[Data excerpts]
***
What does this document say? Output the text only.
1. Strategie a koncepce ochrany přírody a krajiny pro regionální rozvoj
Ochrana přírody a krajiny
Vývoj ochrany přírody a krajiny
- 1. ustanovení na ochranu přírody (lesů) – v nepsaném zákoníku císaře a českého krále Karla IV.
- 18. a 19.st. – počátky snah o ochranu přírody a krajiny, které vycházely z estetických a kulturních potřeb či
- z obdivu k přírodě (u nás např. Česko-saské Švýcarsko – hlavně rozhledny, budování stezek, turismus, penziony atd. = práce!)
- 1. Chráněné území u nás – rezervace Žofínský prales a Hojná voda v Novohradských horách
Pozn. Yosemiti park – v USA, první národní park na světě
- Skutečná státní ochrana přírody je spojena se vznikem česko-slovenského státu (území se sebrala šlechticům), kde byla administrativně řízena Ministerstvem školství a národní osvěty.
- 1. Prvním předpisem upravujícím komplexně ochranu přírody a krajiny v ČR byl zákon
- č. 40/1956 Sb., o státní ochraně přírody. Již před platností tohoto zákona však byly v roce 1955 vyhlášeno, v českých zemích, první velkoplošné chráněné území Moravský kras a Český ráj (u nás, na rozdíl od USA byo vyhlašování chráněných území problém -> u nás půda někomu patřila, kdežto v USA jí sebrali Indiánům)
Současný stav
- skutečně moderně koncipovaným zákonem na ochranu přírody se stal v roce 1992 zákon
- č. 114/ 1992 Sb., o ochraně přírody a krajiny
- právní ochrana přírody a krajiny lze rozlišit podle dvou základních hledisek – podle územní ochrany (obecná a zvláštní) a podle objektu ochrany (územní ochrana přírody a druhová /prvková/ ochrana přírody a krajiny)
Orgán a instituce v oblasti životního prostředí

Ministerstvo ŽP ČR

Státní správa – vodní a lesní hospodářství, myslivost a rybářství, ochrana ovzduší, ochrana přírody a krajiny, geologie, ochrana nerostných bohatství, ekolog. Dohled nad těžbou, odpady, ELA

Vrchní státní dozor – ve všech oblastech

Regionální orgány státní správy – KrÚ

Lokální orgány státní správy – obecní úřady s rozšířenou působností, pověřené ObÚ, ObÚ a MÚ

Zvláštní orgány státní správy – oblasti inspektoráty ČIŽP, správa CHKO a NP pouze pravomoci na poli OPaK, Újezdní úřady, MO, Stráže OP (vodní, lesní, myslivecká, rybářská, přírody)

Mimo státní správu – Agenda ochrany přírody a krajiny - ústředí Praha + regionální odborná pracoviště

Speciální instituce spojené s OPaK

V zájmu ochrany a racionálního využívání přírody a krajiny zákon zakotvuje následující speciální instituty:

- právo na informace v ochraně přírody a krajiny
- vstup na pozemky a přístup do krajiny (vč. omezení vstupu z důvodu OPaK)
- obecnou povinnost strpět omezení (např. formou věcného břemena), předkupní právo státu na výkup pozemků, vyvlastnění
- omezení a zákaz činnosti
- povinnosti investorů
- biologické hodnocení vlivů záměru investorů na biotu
***
## PROBLEM TO WORK ON
Report how many lines in the data contain the word "např", with no words besides the number.

## OUTPUT BELOW
2